Below are some records. Say how many of their lines include the string "Dresden", giving only the number.

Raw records
** begin **

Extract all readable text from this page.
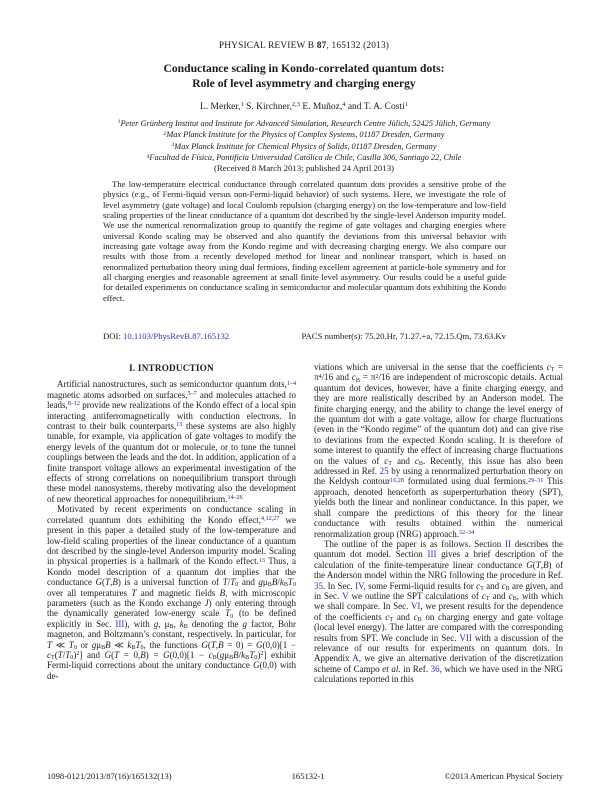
PHYSICAL REVIEW B 87, 165132 (2013)
Conductance scaling in Kondo-correlated quantum dots:
Role of level asymmetry and charging energy
L. Merker,$^1$ S. Kirchner,$^{2,3}$ E. Muñoz,$^4$ and T. A. Costi$^1$
$^1$Peter Grünberg Institut and Institute for Advanced Simulation, Research Centre Jülich, 52425 Jülich, Germany
$^2$Max Planck Institute for the Physics of Complex Systems, 01187 Dresden, Germany
$^3$Max Planck Institute for Chemical Physics of Solids, 01187 Dresden, Germany
$^4$Facultad de Física, Pontificia Universidad Católica de Chile, Casilla 306, Santiago 22, Chile
(Received 8 March 2013; published 24 April 2013)

The low-temperature electrical conductance through correlated quantum dots provides a sensitive probe of the physics (e.g., of Fermi-liquid versus non-Fermi-liquid behavior) of such systems. Here, we investigate the role of level asymmetry (gate voltage) and local Coulomb repulsion (charging energy) on the low-temperature and low-field scaling properties of the linear conductance of a quantum dot described by the single-level Anderson impurity model. We use the numerical renormalization group to quantify the regime of gate voltages and charging energies where universal Kondo scaling may be observed and also quantify the deviations from this universal behavior with increasing gate voltage away from the Kondo regime and with decreasing charging energy. We also compare our results with those from a recently developed method for linear and nonlinear transport, which is based on renormalized perturbation theory using dual fermions, finding excellent agreement at particle-hole symmetry and for all charging energies and reasonable agreement at small finite level asymmetry. Our results could be a useful guide for detailed experiments on conductance scaling in semiconductor and molecular quantum dots exhibiting the Kondo effect.

DOI: 10.1103/PhysRevB.87.165132	PACS number(s): 75.20.Hr, 71.27.+a, 72.15.Qm, 73.63.Kv
I. INTRODUCTION

Artificial nanostructures, such as semiconductor quantum dots,$^{1-4}$ magnetic atoms adsorbed on surfaces,$^{5-7}$ and molecules attached to leads,$^{8-12}$ provide new realizations of the Kondo effect of a local spin interacting antiferromagnetically with conduction electrons. In contrast to their bulk counterparts,$^{13}$ these systems are also highly tunable, for example, via application of gate voltages to modify the energy levels of the quantum dot or molecule, or to tune the tunnel couplings between the leads and the dot. In addition, application of a finite transport voltage allows an experimental investigation of the effects of strong correlations on nonequilibrium transport through these model nanosystems, thereby motivating also the development of new theoretical approaches for nonequilibrium.$^{14-26}$

Motivated by recent experiments on conductance scaling in correlated quantum dots exhibiting the Kondo effect,$^{4,12,27}$ we present in this paper a detailed study of the low-temperature and low-field scaling properties of the linear conductance of a quantum dot described by the single-level Anderson impurity model. Scaling in physical properties is a hallmark of the Kondo effect.$^{13}$ Thus, a Kondo model description of a quantum dot implies that the conductance G(T,B) is a universal function of $T/T_0$ and $g\mu_BB/k_BT_0$ over all temperatures T and magnetic fields B, with microscopic parameters (such as the Kondo exchange J) only entering through the dynamically generated low-energy scale $T_0$ (to be defined explicitly in Sec. III), with g, $\mu_B$, $k_B$ denoting the g factor, Bohr magneton, and Boltzmann’s constant, respectively. In particular, for T ≪ $T_0$ or $g\mu_BB$ ≪ $k_BT_0$, the functions $G(T,B = 0) = G(0,0)[1 - c_T(T/T_0)^2]$ and $G(T = 0,B) = G(0,0)[1 - c_B(g\mu_BB/k_BT_0)^2]$ exhibit Fermi-liquid corrections about the unitary conductance G(0,0) with de-

viations which are universal in the sense that the coefficients $c_T = \pi^4/16$ and $c_B = \pi^2/16$ are independent of microscopic details. Actual quantum dot devices, however, have a finite charging energy, and they are more realistically described by an Anderson model. The finite charging energy, and the ability to change the level energy of the quantum dot with a gate voltage, allow for charge fluctuations (even in the “Kondo regime” of the quantum dot) and can give rise to deviations from the expected Kondo scaling. It is therefore of some interest to quantify the effect of increasing charge fluctuations on the values of $c_T$ and $c_B$. Recently, this issue has also been addressed in Ref. 25 by using a renormalized perturbation theory on the Keldysh contour$^{16,28}$ formulated using dual fermions.$^{29-31}$ This approach, denoted henceforth as superperturbation theory (SPT), yields both the linear and nonlinear conductance. In this paper, we shall compare the predictions of this theory for the linear conductance with results obtained within the numerical renormalization group (NRG) approach.$^{32-34}$

The outline of the paper is as follows. Section II describes the quantum dot model. Section III gives a brief description of the calculation of the finite-temperature linear conductance G(T,B) of the Anderson model within the NRG following the procedure in Ref. 35. In Sec. IV, some Fermi-liquid results for $c_T$ and $c_B$ are given, and in Sec. V we outline the SPT calculations of $c_T$ and $c_B$, with which we shall compare. In Sec. VI, we present results for the dependence of the coefficients $c_T$ and $c_B$ on charging energy and gate voltage (local level energy). The latter are compared with the corresponding results from SPT. We conclude in Sec. VII with a discussion of the relevance of our results for experiments on quantum dots. In Appendix A, we give an alternative derivation of the discretization scheme of Campo et al. in Ref. 36, which we have used in the NRG calculations reported in this

1098-0121/2013/87(16)/165132(13)	165132-1	©2013 American Physical Society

** end **

◆ FULL SOLUTION ◆
2